* [ROWS]:
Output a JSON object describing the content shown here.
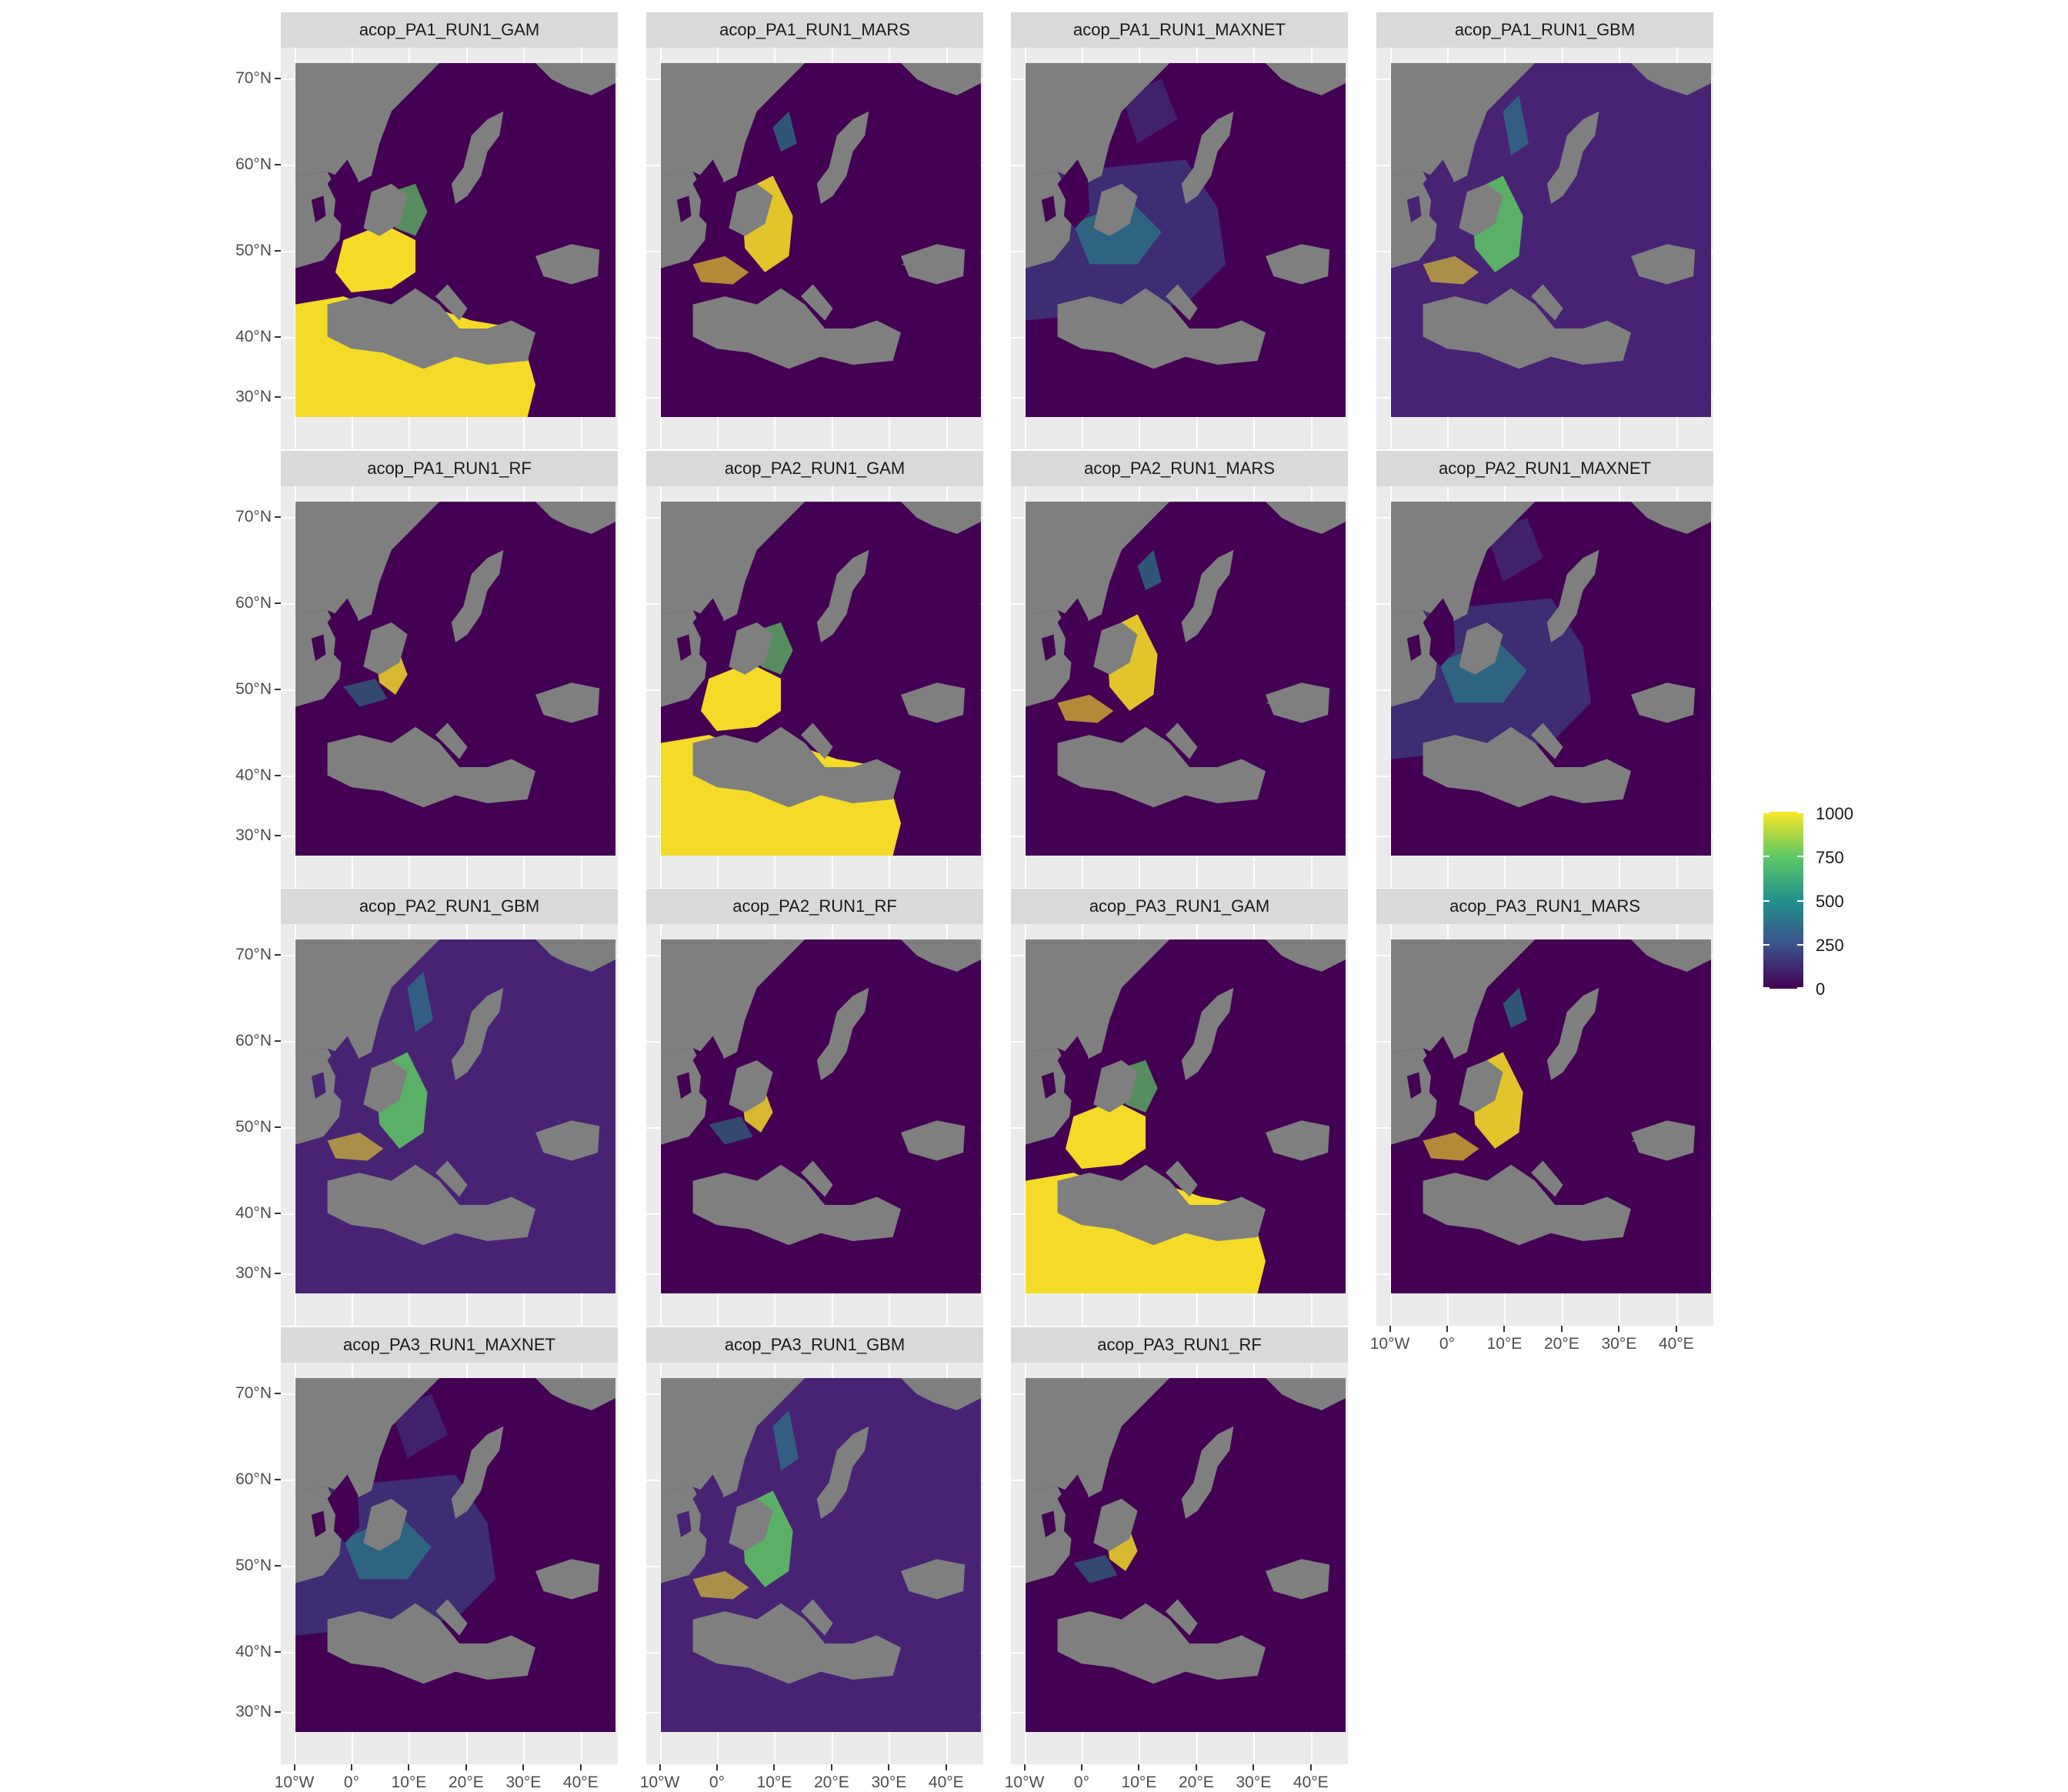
{
  "panels": [
    {
      "title": "acop_PA1_RUN1_GAM",
      "pattern": "gam"
    },
    {
      "title": "acop_PA1_RUN1_MARS",
      "pattern": "mars"
    },
    {
      "title": "acop_PA1_RUN1_MAXNET",
      "pattern": "maxnet"
    },
    {
      "title": "acop_PA1_RUN1_GBM",
      "pattern": "gbm"
    },
    {
      "title": "acop_PA1_RUN1_RF",
      "pattern": "rf"
    },
    {
      "title": "acop_PA2_RUN1_GAM",
      "pattern": "gam"
    },
    {
      "title": "acop_PA2_RUN1_MARS",
      "pattern": "mars"
    },
    {
      "title": "acop_PA2_RUN1_MAXNET",
      "pattern": "maxnet"
    },
    {
      "title": "acop_PA2_RUN1_GBM",
      "pattern": "gbm"
    },
    {
      "title": "acop_PA2_RUN1_RF",
      "pattern": "rf"
    },
    {
      "title": "acop_PA3_RUN1_GAM",
      "pattern": "gam"
    },
    {
      "title": "acop_PA3_RUN1_MARS",
      "pattern": "mars"
    },
    {
      "title": "acop_PA3_RUN1_MAXNET",
      "pattern": "maxnet"
    },
    {
      "title": "acop_PA3_RUN1_GBM",
      "pattern": "gbm"
    },
    {
      "title": "acop_PA3_RUN1_RF",
      "pattern": "rf"
    }
  ],
  "y_labels": [
    "70°N",
    "60°N",
    "50°N",
    "40°N",
    "30°N"
  ],
  "x_labels": [
    "10°W",
    "0°",
    "10°E",
    "20°E",
    "30°E",
    "40°E"
  ],
  "legend": {
    "labels": [
      "1000",
      "750",
      "500",
      "250",
      "0"
    ]
  },
  "colors": {
    "panel_bg": "#ebebeb",
    "strip_bg": "#d9d9d9",
    "sea": "#7f7f7f",
    "viridis": [
      "#440154",
      "#3b528b",
      "#21918c",
      "#5ec962",
      "#fde725"
    ]
  }
}
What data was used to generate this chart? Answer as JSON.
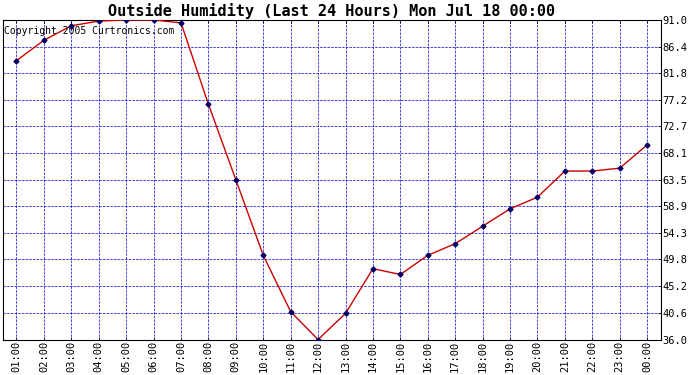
{
  "title": "Outside Humidity (Last 24 Hours) Mon Jul 18 00:00",
  "copyright": "Copyright 2005 Curtronics.com",
  "x_labels": [
    "01:00",
    "02:00",
    "03:00",
    "04:00",
    "05:00",
    "06:00",
    "07:00",
    "08:00",
    "09:00",
    "10:00",
    "11:00",
    "12:00",
    "13:00",
    "14:00",
    "15:00",
    "16:00",
    "17:00",
    "18:00",
    "19:00",
    "20:00",
    "21:00",
    "22:00",
    "23:00",
    "00:00"
  ],
  "x_values": [
    1,
    2,
    3,
    4,
    5,
    6,
    7,
    8,
    9,
    10,
    11,
    12,
    13,
    14,
    15,
    16,
    17,
    18,
    19,
    20,
    21,
    22,
    23,
    24
  ],
  "y_values": [
    84.0,
    87.5,
    90.0,
    90.8,
    91.0,
    91.0,
    90.5,
    76.5,
    63.5,
    50.5,
    40.8,
    36.0,
    40.5,
    48.2,
    47.2,
    50.5,
    52.5,
    55.5,
    58.5,
    60.5,
    65.0,
    65.0,
    65.5,
    69.5
  ],
  "y_ticks": [
    36.0,
    40.6,
    45.2,
    49.8,
    54.3,
    58.9,
    63.5,
    68.1,
    72.7,
    77.2,
    81.8,
    86.4,
    91.0
  ],
  "line_color": "#cc0000",
  "marker_color": "#000066",
  "bg_color": "#ffffff",
  "plot_bg_color": "#ffffff",
  "grid_color": "#0000cc",
  "title_fontsize": 11,
  "copyright_fontsize": 7,
  "tick_fontsize": 7.5
}
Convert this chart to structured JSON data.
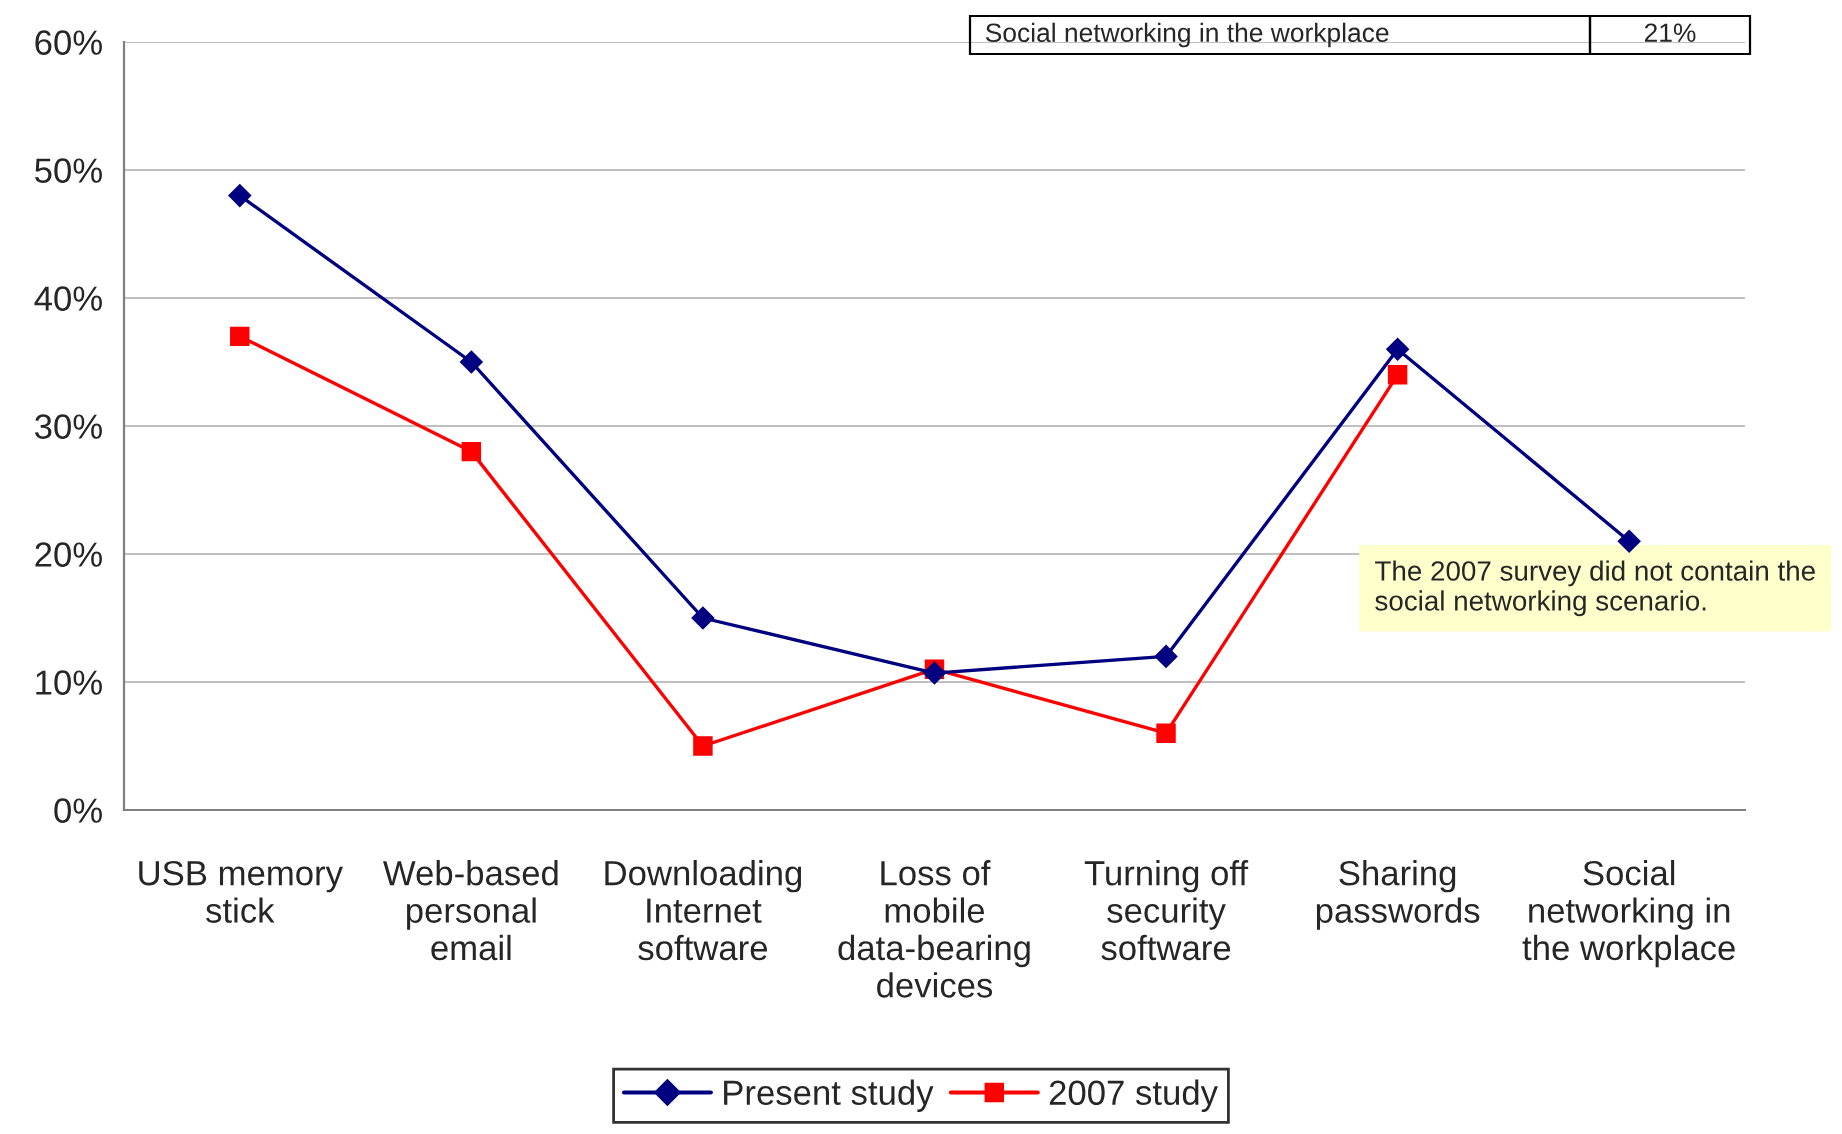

* [WHAT THE TASK ASKS]: Exactly reproduce each record, leaving out any pictures.

* [SOLUTION FOR THIS TASK]:
Output a JSON object describing the content shown here.
{
  "panels": [
    {
      "title": "acop_PA1_RUN1_GAM",
      "pattern": "gam"
    },
    {
      "title": "acop_PA1_RUN1_MARS",
      "pattern": "mars"
    },
    {
      "title": "acop_PA1_RUN1_MAXNET",
      "pattern": "maxnet"
    },
    {
      "title": "acop_PA1_RUN1_GBM",
      "pattern": "gbm"
    },
    {
      "title": "acop_PA1_RUN1_RF",
      "pattern": "rf"
    },
    {
      "title": "acop_PA2_RUN1_GAM",
      "pattern": "gam"
    },
    {
      "title": "acop_PA2_RUN1_MARS",
      "pattern": "mars"
    },
    {
      "title": "acop_PA2_RUN1_MAXNET",
      "pattern": "maxnet"
    },
    {
      "title": "acop_PA2_RUN1_GBM",
      "pattern": "gbm"
    },
    {
      "title": "acop_PA2_RUN1_RF",
      "pattern": "rf"
    },
    {
      "title": "acop_PA3_RUN1_GAM",
      "pattern": "gam"
    },
    {
      "title": "acop_PA3_RUN1_MARS",
      "pattern": "mars"
    },
    {
      "title": "acop_PA3_RUN1_MAXNET",
      "pattern": "maxnet"
    },
    {
      "title": "acop_PA3_RUN1_GBM",
      "pattern": "gbm"
    },
    {
      "title": "acop_PA3_RUN1_RF",
      "pattern": "rf"
    }
  ],
  "y_labels": [
    "70°N",
    "60°N",
    "50°N",
    "40°N",
    "30°N"
  ],
  "x_labels": [
    "10°W",
    "0°",
    "10°E",
    "20°E",
    "30°E",
    "40°E"
  ],
  "legend": {
    "labels": [
      "1000",
      "750",
      "500",
      "250",
      "0"
    ]
  },
  "colors": {
    "panel_bg": "#ebebeb",
    "strip_bg": "#d9d9d9",
    "sea": "#7f7f7f",
    "viridis": [
      "#440154",
      "#3b528b",
      "#21918c",
      "#5ec962",
      "#fde725"
    ]
  }
}
What data was used to generate this chart? Answer as JSON.
{
  "title": "Outside Humidity (Last 24 Hours) Mon Jul 18 00:00",
  "copyright": "Copyright 2005 Curtronics.com",
  "x_labels": [
    "01:00",
    "02:00",
    "03:00",
    "04:00",
    "05:00",
    "06:00",
    "07:00",
    "08:00",
    "09:00",
    "10:00",
    "11:00",
    "12:00",
    "13:00",
    "14:00",
    "15:00",
    "16:00",
    "17:00",
    "18:00",
    "19:00",
    "20:00",
    "21:00",
    "22:00",
    "23:00",
    "00:00"
  ],
  "x_values": [
    1,
    2,
    3,
    4,
    5,
    6,
    7,
    8,
    9,
    10,
    11,
    12,
    13,
    14,
    15,
    16,
    17,
    18,
    19,
    20,
    21,
    22,
    23,
    24
  ],
  "y_values": [
    84.0,
    87.5,
    90.0,
    90.8,
    91.0,
    91.0,
    90.5,
    76.5,
    63.5,
    50.5,
    40.8,
    36.0,
    40.5,
    48.2,
    47.2,
    50.5,
    52.5,
    55.5,
    58.5,
    60.5,
    65.0,
    65.0,
    65.5,
    69.5
  ],
  "y_ticks": [
    36.0,
    40.6,
    45.2,
    49.8,
    54.3,
    58.9,
    63.5,
    68.1,
    72.7,
    77.2,
    81.8,
    86.4,
    91.0
  ],
  "line_color": "#cc0000",
  "marker_color": "#000066",
  "bg_color": "#ffffff",
  "plot_bg_color": "#ffffff",
  "grid_color": "#0000cc",
  "title_fontsize": 11,
  "copyright_fontsize": 7,
  "tick_fontsize": 7.5
}
Convert this chart to structured JSON data.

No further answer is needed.